→ **WHAT IS REQUIRED**: Gather from the material every line that contains the string "South".

--- DATA TO PROCESS ---

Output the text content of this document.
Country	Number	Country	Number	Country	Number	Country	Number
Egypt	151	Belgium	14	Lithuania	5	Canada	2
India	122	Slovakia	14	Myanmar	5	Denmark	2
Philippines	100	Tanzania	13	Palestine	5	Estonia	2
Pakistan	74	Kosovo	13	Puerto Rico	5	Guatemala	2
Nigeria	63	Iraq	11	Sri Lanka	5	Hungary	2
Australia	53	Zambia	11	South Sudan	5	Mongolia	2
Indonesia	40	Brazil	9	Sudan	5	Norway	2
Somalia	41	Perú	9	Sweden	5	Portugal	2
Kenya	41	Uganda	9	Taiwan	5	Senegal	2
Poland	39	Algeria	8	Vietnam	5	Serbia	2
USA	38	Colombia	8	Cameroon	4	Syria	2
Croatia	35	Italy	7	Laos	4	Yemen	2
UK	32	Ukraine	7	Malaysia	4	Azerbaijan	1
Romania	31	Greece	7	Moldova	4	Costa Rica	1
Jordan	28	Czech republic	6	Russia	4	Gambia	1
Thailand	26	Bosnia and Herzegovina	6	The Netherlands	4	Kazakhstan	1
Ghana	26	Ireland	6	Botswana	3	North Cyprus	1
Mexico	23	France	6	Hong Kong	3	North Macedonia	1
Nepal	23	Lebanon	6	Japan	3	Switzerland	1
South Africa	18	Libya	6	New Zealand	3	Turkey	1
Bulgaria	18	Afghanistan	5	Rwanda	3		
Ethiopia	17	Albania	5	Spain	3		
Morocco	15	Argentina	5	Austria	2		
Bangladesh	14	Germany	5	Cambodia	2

---

→ **EXPECTED ANSWER**:
Australia	53	Zambia	11	South Sudan	5	Mongolia	2
South Africa	18	Libya	6	New Zealand	3	Turkey	1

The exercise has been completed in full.